### WHAT NEEDS TO BE DONE
Reproduce verbatim the data below, from its first line through the line containing "step-circle-4[interactable] — [1939, 372, 2328, 761]", with both ends included.

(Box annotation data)

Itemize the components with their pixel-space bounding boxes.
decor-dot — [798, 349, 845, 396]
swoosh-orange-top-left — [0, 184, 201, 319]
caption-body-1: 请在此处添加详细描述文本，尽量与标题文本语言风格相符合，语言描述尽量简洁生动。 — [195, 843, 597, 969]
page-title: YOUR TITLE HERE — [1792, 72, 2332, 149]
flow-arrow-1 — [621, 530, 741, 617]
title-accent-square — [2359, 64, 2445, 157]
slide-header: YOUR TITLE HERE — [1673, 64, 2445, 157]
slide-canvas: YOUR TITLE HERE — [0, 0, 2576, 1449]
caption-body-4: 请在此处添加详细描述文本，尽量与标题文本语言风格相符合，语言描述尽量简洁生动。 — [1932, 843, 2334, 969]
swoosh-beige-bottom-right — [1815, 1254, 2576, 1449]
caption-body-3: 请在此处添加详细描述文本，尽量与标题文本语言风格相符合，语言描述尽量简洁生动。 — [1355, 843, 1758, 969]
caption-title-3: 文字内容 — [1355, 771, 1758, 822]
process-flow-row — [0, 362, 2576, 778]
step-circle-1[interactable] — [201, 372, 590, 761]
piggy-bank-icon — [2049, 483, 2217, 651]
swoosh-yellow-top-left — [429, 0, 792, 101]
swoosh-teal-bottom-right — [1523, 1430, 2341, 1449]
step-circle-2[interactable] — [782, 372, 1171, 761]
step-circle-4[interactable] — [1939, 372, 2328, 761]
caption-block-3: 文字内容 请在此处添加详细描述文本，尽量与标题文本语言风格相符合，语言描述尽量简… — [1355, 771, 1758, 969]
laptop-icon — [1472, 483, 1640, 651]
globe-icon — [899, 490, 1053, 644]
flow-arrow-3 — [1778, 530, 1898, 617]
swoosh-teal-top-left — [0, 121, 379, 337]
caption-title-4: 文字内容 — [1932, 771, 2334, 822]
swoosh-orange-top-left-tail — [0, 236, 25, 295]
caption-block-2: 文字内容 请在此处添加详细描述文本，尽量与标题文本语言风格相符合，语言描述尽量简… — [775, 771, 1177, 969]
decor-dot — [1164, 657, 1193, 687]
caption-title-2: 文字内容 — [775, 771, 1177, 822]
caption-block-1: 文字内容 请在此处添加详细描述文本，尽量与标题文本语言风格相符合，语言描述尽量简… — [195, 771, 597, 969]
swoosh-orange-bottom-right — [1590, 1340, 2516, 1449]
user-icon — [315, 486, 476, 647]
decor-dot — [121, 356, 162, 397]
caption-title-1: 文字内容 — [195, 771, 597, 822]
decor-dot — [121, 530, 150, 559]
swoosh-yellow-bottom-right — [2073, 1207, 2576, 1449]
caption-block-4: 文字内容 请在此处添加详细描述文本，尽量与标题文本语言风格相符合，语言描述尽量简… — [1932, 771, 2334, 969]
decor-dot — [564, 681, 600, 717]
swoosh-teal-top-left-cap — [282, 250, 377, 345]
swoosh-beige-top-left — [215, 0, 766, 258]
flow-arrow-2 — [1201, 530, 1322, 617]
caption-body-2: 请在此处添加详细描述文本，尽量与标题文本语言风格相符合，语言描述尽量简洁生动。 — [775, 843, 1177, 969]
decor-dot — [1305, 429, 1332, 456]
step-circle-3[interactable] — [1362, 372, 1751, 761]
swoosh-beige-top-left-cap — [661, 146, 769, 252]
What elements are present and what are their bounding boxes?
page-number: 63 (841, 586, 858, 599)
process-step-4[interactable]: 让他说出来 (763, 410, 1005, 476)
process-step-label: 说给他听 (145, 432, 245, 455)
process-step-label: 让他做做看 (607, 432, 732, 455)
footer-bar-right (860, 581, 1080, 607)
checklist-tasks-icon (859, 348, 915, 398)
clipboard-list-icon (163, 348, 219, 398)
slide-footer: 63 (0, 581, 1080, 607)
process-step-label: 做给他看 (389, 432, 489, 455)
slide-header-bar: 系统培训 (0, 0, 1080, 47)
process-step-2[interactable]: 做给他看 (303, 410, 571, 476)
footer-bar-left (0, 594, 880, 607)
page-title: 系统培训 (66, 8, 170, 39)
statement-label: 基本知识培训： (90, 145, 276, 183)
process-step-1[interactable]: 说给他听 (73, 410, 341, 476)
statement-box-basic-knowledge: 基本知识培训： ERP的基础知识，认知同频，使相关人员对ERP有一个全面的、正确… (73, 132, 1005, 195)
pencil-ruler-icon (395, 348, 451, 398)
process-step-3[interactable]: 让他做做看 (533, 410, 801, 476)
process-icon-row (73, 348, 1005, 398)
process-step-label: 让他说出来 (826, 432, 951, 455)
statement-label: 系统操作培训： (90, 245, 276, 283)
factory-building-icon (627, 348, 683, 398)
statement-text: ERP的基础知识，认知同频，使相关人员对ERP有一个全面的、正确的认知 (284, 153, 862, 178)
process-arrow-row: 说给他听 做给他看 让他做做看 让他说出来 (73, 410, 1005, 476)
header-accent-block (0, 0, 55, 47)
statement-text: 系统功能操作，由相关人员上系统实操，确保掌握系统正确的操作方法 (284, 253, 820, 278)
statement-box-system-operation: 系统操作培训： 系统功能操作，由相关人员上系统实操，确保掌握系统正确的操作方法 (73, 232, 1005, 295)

### ANSWER FOR THIS EXERCISE
Itemize the components with their pixel-space bounding boxes.
decor-dot — [798, 349, 845, 396]
swoosh-orange-top-left — [0, 184, 201, 319]
caption-body-1: 请在此处添加详细描述文本，尽量与标题文本语言风格相符合，语言描述尽量简洁生动。 — [195, 843, 597, 969]
page-title: YOUR TITLE HERE — [1792, 72, 2332, 149]
flow-arrow-1 — [621, 530, 741, 617]
title-accent-square — [2359, 64, 2445, 157]
slide-header: YOUR TITLE HERE — [1673, 64, 2445, 157]
slide-canvas: YOUR TITLE HERE — [0, 0, 2576, 1449]
caption-body-4: 请在此处添加详细描述文本，尽量与标题文本语言风格相符合，语言描述尽量简洁生动。 — [1932, 843, 2334, 969]
swoosh-beige-bottom-right — [1815, 1254, 2576, 1449]
caption-body-3: 请在此处添加详细描述文本，尽量与标题文本语言风格相符合，语言描述尽量简洁生动。 — [1355, 843, 1758, 969]
caption-title-3: 文字内容 — [1355, 771, 1758, 822]
process-flow-row — [0, 362, 2576, 778]
step-circle-1[interactable] — [201, 372, 590, 761]
piggy-bank-icon — [2049, 483, 2217, 651]
swoosh-yellow-top-left — [429, 0, 792, 101]
swoosh-teal-bottom-right — [1523, 1430, 2341, 1449]
step-circle-2[interactable] — [782, 372, 1171, 761]
step-circle-4[interactable] — [1939, 372, 2328, 761]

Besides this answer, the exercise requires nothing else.